## Begin
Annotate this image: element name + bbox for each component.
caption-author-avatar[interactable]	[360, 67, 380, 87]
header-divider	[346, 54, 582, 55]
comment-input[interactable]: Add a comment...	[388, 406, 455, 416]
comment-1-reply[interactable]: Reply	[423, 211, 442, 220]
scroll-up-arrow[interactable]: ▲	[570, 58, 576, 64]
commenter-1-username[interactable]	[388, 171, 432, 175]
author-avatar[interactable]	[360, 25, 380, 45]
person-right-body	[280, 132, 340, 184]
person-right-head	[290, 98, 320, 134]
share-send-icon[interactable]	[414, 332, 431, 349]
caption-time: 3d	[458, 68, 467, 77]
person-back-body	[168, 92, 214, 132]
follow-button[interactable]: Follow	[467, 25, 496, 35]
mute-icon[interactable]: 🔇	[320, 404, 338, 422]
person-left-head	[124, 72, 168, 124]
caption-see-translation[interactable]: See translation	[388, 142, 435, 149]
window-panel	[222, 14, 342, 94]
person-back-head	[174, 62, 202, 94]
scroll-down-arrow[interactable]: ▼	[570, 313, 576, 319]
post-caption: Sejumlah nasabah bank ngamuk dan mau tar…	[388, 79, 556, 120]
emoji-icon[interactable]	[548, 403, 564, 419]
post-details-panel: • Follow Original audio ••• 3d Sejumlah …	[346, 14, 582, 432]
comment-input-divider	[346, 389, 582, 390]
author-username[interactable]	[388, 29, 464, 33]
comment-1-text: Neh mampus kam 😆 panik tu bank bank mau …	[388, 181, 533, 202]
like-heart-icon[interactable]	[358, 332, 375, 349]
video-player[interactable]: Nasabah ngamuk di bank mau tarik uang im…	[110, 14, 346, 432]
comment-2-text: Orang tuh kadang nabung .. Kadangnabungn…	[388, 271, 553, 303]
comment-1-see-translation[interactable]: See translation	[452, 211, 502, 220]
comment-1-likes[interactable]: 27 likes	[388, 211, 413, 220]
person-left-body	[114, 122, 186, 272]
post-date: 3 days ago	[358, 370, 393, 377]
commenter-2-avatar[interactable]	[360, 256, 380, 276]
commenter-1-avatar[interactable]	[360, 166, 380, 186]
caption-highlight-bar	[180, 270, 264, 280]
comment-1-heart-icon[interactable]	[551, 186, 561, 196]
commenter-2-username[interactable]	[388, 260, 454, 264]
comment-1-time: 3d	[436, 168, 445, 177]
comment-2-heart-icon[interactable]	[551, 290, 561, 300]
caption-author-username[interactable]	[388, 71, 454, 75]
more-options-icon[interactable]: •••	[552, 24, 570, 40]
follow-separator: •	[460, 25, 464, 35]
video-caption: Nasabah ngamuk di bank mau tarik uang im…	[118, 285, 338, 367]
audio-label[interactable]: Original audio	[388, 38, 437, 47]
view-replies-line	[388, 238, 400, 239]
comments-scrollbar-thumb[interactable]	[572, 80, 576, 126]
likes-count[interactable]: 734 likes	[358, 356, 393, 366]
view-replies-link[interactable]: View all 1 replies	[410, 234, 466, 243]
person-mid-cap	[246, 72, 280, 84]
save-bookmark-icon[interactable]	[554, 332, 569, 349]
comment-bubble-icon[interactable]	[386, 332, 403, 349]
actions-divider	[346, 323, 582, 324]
## End
● Brief: Update the records so that every "See translation" reads "Show translation" and nothing else changes.

● Response below:
Annotate this image: element name + bbox for each component.
caption-author-avatar[interactable]	[360, 67, 380, 87]
header-divider	[346, 54, 582, 55]
comment-input[interactable]: Add a comment...	[388, 406, 455, 416]
comment-1-reply[interactable]: Reply	[423, 211, 442, 220]
scroll-up-arrow[interactable]: ▲	[570, 58, 576, 64]
commenter-1-username[interactable]	[388, 171, 432, 175]
author-avatar[interactable]	[360, 25, 380, 45]
person-right-body	[280, 132, 340, 184]
person-right-head	[290, 98, 320, 134]
share-send-icon[interactable]	[414, 332, 431, 349]
caption-time: 3d	[458, 68, 467, 77]
person-back-body	[168, 92, 214, 132]
follow-button[interactable]: Follow	[467, 25, 496, 35]
mute-icon[interactable]: 🔇	[320, 404, 338, 422]
person-left-head	[124, 72, 168, 124]
caption-see-translation[interactable]: Show translation	[388, 142, 435, 149]
window-panel	[222, 14, 342, 94]
person-back-head	[174, 62, 202, 94]
scroll-down-arrow[interactable]: ▼	[570, 313, 576, 319]
post-caption: Sejumlah nasabah bank ngamuk dan mau tar…	[388, 79, 556, 120]
emoji-icon[interactable]	[548, 403, 564, 419]
post-details-panel: • Follow Original audio ••• 3d Sejumlah …	[346, 14, 582, 432]
comment-input-divider	[346, 389, 582, 390]
author-username[interactable]	[388, 29, 464, 33]
comment-1-text: Neh mampus kam 😆 panik tu bank bank mau …	[388, 181, 533, 202]
like-heart-icon[interactable]	[358, 332, 375, 349]
video-player[interactable]: Nasabah ngamuk di bank mau tarik uang im…	[110, 14, 346, 432]
comment-2-text: Orang tuh kadang nabung .. Kadangnabungn…	[388, 271, 553, 303]
comment-1-see-translation[interactable]: Show translation	[452, 211, 502, 220]
comment-1-likes[interactable]: 27 likes	[388, 211, 413, 220]
person-left-body	[114, 122, 186, 272]
post-date: 3 days ago	[358, 370, 393, 377]
commenter-2-avatar[interactable]	[360, 256, 380, 276]
commenter-1-avatar[interactable]	[360, 166, 380, 186]
caption-highlight-bar	[180, 270, 264, 280]
comment-1-heart-icon[interactable]	[551, 186, 561, 196]
commenter-2-username[interactable]	[388, 260, 454, 264]
comment-1-time: 3d	[436, 168, 445, 177]
comment-2-heart-icon[interactable]	[551, 290, 561, 300]
caption-author-username[interactable]	[388, 71, 454, 75]
more-options-icon[interactable]: •••	[552, 24, 570, 40]
follow-separator: •	[460, 25, 464, 35]
video-caption: Nasabah ngamuk di bank mau tarik uang im…	[118, 285, 338, 367]
audio-label[interactable]: Original audio	[388, 38, 437, 47]
view-replies-line	[388, 238, 400, 239]
comments-scrollbar-thumb[interactable]	[572, 80, 576, 126]
likes-count[interactable]: 734 likes	[358, 356, 393, 366]
view-replies-link[interactable]: View all 1 replies	[410, 234, 466, 243]
person-mid-cap	[246, 72, 280, 84]
save-bookmark-icon[interactable]	[554, 332, 569, 349]
comment-bubble-icon[interactable]	[386, 332, 403, 349]
actions-divider	[346, 323, 582, 324]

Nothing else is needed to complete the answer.